THE TASK: Scan the entries for the string "consensus" and give the number of lines that have it, nothing further.

↓↓↓

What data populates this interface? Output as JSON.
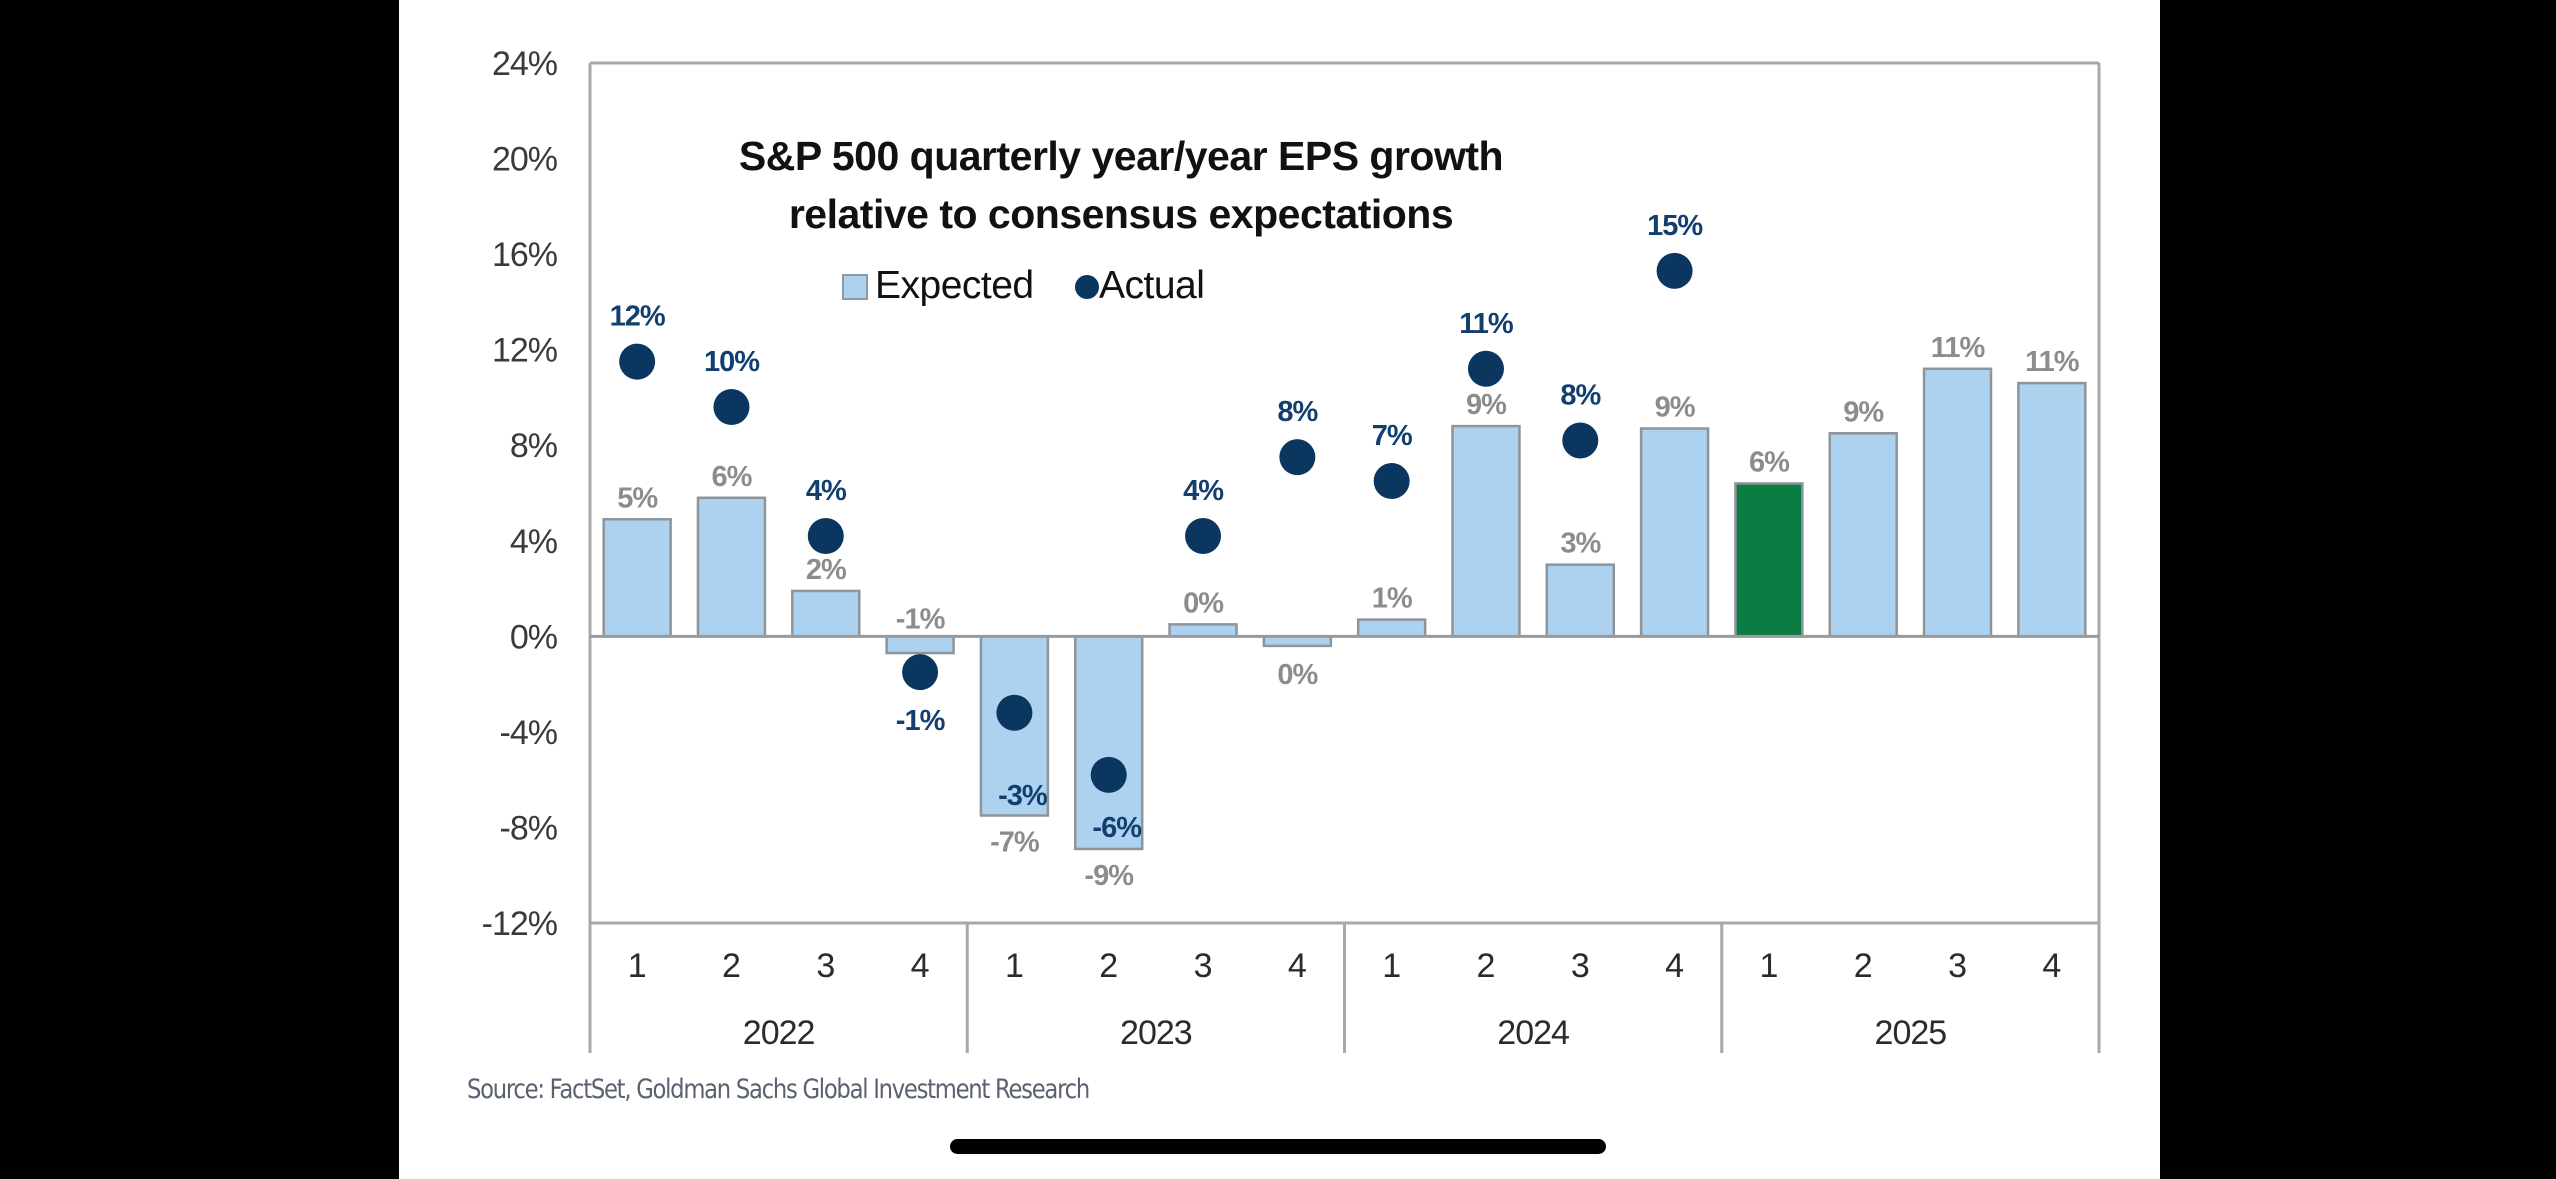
{
  "chart_data": {
    "type": "bar",
    "title": "S&P 500 quarterly year/year EPS growth relative to consensus expectations",
    "title_lines": [
      "S&P 500 quarterly  year/year EPS growth",
      "relative to consensus expectations"
    ],
    "xlabel": "",
    "ylabel": "",
    "ylim": [
      -12,
      24
    ],
    "yticks": [
      -12,
      -8,
      -4,
      0,
      4,
      8,
      12,
      16,
      20,
      24
    ],
    "ytick_labels": [
      "-12%",
      "-8%",
      "-4%",
      "0%",
      "4%",
      "8%",
      "12%",
      "16%",
      "20%",
      "24%"
    ],
    "grid": false,
    "legend_position": "top-center",
    "legend": [
      {
        "name": "Expected",
        "marker": "square",
        "color": "#acd2f0"
      },
      {
        "name": "Actual",
        "marker": "circle",
        "color": "#0b3660"
      }
    ],
    "categories": [
      "2022 Q1",
      "2022 Q2",
      "2022 Q3",
      "2022 Q4",
      "2023 Q1",
      "2023 Q2",
      "2023 Q3",
      "2023 Q4",
      "2024 Q1",
      "2024 Q2",
      "2024 Q3",
      "2024 Q4",
      "2025 Q1",
      "2025 Q2",
      "2025 Q3",
      "2025 Q4"
    ],
    "quarter_labels": [
      "1",
      "2",
      "3",
      "4",
      "1",
      "2",
      "3",
      "4",
      "1",
      "2",
      "3",
      "4",
      "1",
      "2",
      "3",
      "4"
    ],
    "year_groups": [
      {
        "label": "2022",
        "span": 4
      },
      {
        "label": "2023",
        "span": 4
      },
      {
        "label": "2024",
        "span": 4
      },
      {
        "label": "2025",
        "span": 4
      }
    ],
    "series": [
      {
        "name": "Expected",
        "kind": "bar",
        "color": "#acd2f0",
        "values": [
          4.9,
          5.8,
          1.9,
          -0.7,
          -7.5,
          -8.9,
          0.5,
          -0.4,
          0.7,
          8.8,
          3.0,
          8.7,
          6.4,
          8.5,
          11.2,
          10.6
        ],
        "labels": [
          "5%",
          "6%",
          "2%",
          "-1%",
          "-7%",
          "-9%",
          "0%",
          "0%",
          "1%",
          "9%",
          "3%",
          "9%",
          "6%",
          "9%",
          "11%",
          "11%"
        ],
        "highlight_index": 12,
        "highlight_color": "#0a7d43"
      },
      {
        "name": "Actual",
        "kind": "scatter",
        "color": "#0b3660",
        "values": [
          11.5,
          9.6,
          4.2,
          -1.5,
          -3.2,
          -5.8,
          4.2,
          7.5,
          6.5,
          11.2,
          8.2,
          15.3,
          null,
          null,
          null,
          null
        ],
        "labels": [
          "12%",
          "10%",
          "4%",
          "-1%",
          "-3%",
          "-6%",
          "4%",
          "8%",
          "7%",
          "11%",
          "8%",
          "15%",
          null,
          null,
          null,
          null
        ]
      }
    ]
  },
  "footer": {
    "source": "Source: FactSet, Goldman Sachs Global Investment Research"
  }
}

↑↑↑

WRITTEN RESPONSE: 2